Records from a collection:
===

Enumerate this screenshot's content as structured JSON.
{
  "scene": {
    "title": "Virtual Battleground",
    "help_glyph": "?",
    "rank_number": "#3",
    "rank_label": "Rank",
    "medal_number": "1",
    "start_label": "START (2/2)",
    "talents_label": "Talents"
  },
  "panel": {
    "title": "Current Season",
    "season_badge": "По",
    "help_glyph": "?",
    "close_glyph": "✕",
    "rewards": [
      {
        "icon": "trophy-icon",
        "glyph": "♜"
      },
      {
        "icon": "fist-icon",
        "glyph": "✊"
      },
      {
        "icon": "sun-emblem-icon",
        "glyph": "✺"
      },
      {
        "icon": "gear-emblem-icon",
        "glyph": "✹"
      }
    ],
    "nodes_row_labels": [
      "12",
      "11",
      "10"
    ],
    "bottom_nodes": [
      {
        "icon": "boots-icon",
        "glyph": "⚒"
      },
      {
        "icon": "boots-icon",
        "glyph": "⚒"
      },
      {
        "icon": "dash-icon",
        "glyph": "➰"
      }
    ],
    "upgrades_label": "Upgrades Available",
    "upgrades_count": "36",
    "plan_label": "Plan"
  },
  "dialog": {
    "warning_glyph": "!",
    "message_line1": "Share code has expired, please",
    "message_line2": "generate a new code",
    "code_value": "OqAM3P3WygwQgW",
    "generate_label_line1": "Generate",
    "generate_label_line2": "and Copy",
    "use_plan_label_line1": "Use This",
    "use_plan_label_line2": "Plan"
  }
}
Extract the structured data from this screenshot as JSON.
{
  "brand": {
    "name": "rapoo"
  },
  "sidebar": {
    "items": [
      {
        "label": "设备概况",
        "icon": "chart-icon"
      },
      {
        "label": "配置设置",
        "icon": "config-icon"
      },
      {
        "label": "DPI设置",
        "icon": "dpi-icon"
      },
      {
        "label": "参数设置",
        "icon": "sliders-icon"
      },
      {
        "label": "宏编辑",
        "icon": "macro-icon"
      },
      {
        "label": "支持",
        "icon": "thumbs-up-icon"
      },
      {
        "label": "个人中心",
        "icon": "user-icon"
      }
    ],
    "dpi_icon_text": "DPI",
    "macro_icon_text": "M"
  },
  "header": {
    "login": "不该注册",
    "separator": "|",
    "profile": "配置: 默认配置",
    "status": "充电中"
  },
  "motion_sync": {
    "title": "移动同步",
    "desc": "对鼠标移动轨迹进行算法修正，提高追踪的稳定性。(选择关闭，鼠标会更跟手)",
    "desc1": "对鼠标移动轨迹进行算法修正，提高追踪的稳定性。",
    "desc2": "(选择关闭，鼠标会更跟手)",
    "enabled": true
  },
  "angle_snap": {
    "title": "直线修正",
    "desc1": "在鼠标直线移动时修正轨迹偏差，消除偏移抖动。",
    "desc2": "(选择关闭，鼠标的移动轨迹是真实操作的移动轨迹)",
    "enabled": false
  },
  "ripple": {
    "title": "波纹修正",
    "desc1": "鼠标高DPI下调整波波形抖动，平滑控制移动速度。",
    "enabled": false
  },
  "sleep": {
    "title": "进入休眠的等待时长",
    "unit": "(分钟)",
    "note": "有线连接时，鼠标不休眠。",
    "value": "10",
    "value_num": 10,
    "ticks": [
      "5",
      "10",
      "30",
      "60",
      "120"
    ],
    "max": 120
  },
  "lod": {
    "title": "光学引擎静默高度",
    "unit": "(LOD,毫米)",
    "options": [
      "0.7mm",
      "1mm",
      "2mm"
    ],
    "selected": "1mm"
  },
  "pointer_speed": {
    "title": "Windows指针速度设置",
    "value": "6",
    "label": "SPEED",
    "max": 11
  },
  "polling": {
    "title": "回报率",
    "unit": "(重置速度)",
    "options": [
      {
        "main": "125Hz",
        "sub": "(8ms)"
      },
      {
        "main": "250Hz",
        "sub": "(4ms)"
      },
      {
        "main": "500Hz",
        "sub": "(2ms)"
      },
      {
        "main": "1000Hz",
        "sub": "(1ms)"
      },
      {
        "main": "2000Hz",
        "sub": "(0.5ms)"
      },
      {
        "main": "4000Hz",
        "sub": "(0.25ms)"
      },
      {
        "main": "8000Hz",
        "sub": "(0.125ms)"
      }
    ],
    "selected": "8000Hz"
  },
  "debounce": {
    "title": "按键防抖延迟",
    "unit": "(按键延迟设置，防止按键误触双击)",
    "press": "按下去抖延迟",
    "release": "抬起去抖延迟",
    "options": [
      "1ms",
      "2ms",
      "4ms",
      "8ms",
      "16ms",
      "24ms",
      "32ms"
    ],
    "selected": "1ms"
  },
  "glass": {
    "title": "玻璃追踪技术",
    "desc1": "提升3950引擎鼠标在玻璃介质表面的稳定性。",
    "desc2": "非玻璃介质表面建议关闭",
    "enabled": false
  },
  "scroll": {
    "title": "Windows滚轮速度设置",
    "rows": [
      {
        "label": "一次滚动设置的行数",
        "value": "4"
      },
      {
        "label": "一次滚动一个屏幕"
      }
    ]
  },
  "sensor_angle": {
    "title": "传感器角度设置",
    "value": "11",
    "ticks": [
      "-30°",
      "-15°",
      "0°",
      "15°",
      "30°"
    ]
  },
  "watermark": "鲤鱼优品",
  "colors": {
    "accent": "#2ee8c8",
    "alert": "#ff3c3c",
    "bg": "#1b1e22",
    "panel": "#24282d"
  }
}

===

■ SHORT EXERCISE: Write out the whole listing again, exactly as it stands.

■ ANSWER BELOW:
Enumerate this screenshot's content as structured JSON.
{
  "scene": {
    "title": "Virtual Battleground",
    "help_glyph": "?",
    "rank_number": "#3",
    "rank_label": "Rank",
    "medal_number": "1",
    "start_label": "START (2/2)",
    "talents_label": "Talents"
  },
  "panel": {
    "title": "Current Season",
    "season_badge": "По",
    "help_glyph": "?",
    "close_glyph": "✕",
    "rewards": [
      {
        "icon": "trophy-icon",
        "glyph": "♜"
      },
      {
        "icon": "fist-icon",
        "glyph": "✊"
      },
      {
        "icon": "sun-emblem-icon",
        "glyph": "✺"
      },
      {
        "icon": "gear-emblem-icon",
        "glyph": "✹"
      }
    ],
    "nodes_row_labels": [
      "12",
      "11",
      "10"
    ],
    "bottom_nodes": [
      {
        "icon": "boots-icon",
        "glyph": "⚒"
      },
      {
        "icon": "boots-icon",
        "glyph": "⚒"
      },
      {
        "icon": "dash-icon",
        "glyph": "➰"
      }
    ],
    "upgrades_label": "Upgrades Available",
    "upgrades_count": "36",
    "plan_label": "Plan"
  },
  "dialog": {
    "warning_glyph": "!",
    "message_line1": "Share code has expired, please",
    "message_line2": "generate a new code",
    "code_value": "OqAM3P3WygwQgW",
    "generate_label_line1": "Generate",
    "generate_label_line2": "and Copy",
    "use_plan_label_line1": "Use This",
    "use_plan_label_line2": "Plan"
  }
}
Extract the structured data from this screenshot as JSON.
{
  "brand": {
    "name": "rapoo"
  },
  "sidebar": {
    "items": [
      {
        "label": "设备概况",
        "icon": "chart-icon"
      },
      {
        "label": "配置设置",
        "icon": "config-icon"
      },
      {
        "label": "DPI设置",
        "icon": "dpi-icon"
      },
      {
        "label": "参数设置",
        "icon": "sliders-icon"
      },
      {
        "label": "宏编辑",
        "icon": "macro-icon"
      },
      {
        "label": "支持",
        "icon": "thumbs-up-icon"
      },
      {
        "label": "个人中心",
        "icon": "user-icon"
      }
    ],
    "dpi_icon_text": "DPI",
    "macro_icon_text": "M"
  },
  "header": {
    "login": "不该注册",
    "separator": "|",
    "profile": "配置: 默认配置",
    "status": "充电中"
  },
  "motion_sync": {
    "title": "移动同步",
    "desc": "对鼠标移动轨迹进行算法修正，提高追踪的稳定性。(选择关闭，鼠标会更跟手)",
    "desc1": "对鼠标移动轨迹进行算法修正，提高追踪的稳定性。",
    "desc2": "(选择关闭，鼠标会更跟手)",
    "enabled": true
  },
  "angle_snap": {
    "title": "直线修正",
    "desc1": "在鼠标直线移动时修正轨迹偏差，消除偏移抖动。",
    "desc2": "(选择关闭，鼠标的移动轨迹是真实操作的移动轨迹)",
    "enabled": false
  },
  "ripple": {
    "title": "波纹修正",
    "desc1": "鼠标高DPI下调整波波形抖动，平滑控制移动速度。",
    "enabled": false
  },
  "sleep": {
    "title": "进入休眠的等待时长",
    "unit": "(分钟)",
    "note": "有线连接时，鼠标不休眠。",
    "value": "10",
    "value_num": 10,
    "ticks": [
      "5",
      "10",
      "30",
      "60",
      "120"
    ],
    "max": 120
  },
  "lod": {
    "title": "光学引擎静默高度",
    "unit": "(LOD,毫米)",
    "options": [
      "0.7mm",
      "1mm",
      "2mm"
    ],
    "selected": "1mm"
  },
  "pointer_speed": {
    "title": "Windows指针速度设置",
    "value": "6",
    "label": "SPEED",
    "max": 11
  },
  "polling": {
    "title": "回报率",
    "unit": "(重置速度)",
    "options": [
      {
        "main": "125Hz",
        "sub": "(8ms)"
      },
      {
        "main": "250Hz",
        "sub": "(4ms)"
      },
      {
        "main": "500Hz",
        "sub": "(2ms)"
      },
      {
        "main": "1000Hz",
        "sub": "(1ms)"
      },
      {
        "main": "2000Hz",
        "sub": "(0.5ms)"
      },
      {
        "main": "4000Hz",
        "sub": "(0.25ms)"
      },
      {
        "main": "8000Hz",
        "sub": "(0.125ms)"
      }
    ],
    "selected": "8000Hz"
  },
  "debounce": {
    "title": "按键防抖延迟",
    "unit": "(按键延迟设置，防止按键误触双击)",
    "press": "按下去抖延迟",
    "release": "抬起去抖延迟",
    "options": [
      "1ms",
      "2ms",
      "4ms",
      "8ms",
      "16ms",
      "24ms",
      "32ms"
    ],
    "selected": "1ms"
  },
  "glass": {
    "title": "玻璃追踪技术",
    "desc1": "提升3950引擎鼠标在玻璃介质表面的稳定性。",
    "desc2": "非玻璃介质表面建议关闭",
    "enabled": false
  },
  "scroll": {
    "title": "Windows滚轮速度设置",
    "rows": [
      {
        "label": "一次滚动设置的行数",
        "value": "4"
      },
      {
        "label": "一次滚动一个屏幕"
      }
    ]
  },
  "sensor_angle": {
    "title": "传感器角度设置",
    "value": "11",
    "ticks": [
      "-30°",
      "-15°",
      "0°",
      "15°",
      "30°"
    ]
  },
  "watermark": "鲤鱼优品",
  "colors": {
    "accent": "#2ee8c8",
    "alert": "#ff3c3c",
    "bg": "#1b1e22",
    "panel": "#24282d"
  }
}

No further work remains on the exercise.